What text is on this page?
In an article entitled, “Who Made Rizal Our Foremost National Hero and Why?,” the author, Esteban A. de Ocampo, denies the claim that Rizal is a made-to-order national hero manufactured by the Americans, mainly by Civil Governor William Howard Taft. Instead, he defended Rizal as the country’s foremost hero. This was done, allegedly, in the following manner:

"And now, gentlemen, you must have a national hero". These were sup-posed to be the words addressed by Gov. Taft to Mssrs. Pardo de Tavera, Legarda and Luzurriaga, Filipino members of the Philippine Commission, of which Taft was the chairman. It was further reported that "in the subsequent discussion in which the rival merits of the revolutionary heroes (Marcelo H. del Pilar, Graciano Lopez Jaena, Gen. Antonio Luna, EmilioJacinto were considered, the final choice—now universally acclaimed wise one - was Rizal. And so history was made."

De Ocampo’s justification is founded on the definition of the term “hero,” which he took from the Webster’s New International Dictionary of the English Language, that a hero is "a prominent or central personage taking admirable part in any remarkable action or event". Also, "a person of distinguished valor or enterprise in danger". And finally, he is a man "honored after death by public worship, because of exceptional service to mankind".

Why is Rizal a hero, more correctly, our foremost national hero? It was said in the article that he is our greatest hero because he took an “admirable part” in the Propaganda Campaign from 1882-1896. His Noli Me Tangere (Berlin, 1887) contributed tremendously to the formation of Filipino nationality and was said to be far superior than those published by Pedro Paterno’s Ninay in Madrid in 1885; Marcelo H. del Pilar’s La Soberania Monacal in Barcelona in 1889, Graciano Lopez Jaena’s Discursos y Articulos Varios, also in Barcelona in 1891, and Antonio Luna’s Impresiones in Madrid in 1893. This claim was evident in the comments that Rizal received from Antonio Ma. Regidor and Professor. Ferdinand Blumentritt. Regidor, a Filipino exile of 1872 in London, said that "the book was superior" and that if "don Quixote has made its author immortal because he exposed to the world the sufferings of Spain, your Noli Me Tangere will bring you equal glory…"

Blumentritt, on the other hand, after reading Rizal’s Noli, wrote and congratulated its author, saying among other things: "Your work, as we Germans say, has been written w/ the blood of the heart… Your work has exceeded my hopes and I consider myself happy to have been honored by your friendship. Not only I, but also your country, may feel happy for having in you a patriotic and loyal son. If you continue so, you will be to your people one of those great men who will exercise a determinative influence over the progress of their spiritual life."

- - - - -

GIVEN REQUEST ▸ Which lines contain "Ocampo"? Copy each of them.

RIGHT ANSWER ▸
In an article entitled, “Who Made Rizal Our Foremost National Hero and Why?,” the author, Esteban A. de Ocampo, denies the claim that Rizal is a made-to-order national hero manufactured by the Americans, mainly by Civil Governor William Howard Taft. Instead, he defended Rizal as the country’s foremost hero. This was done, allegedly, in the following manner:
De Ocampo’s justification is founded on the definition of the term “hero,” which he took from the Webster’s New International Dictionary of the English Language, that a hero is "a prominent or central personage taking admirable part in any remarkable action or event". Also, "a person of distinguished valor or enterprise in danger". And finally, he is a man "honored after death by public worship, because of exceptional service to mankind".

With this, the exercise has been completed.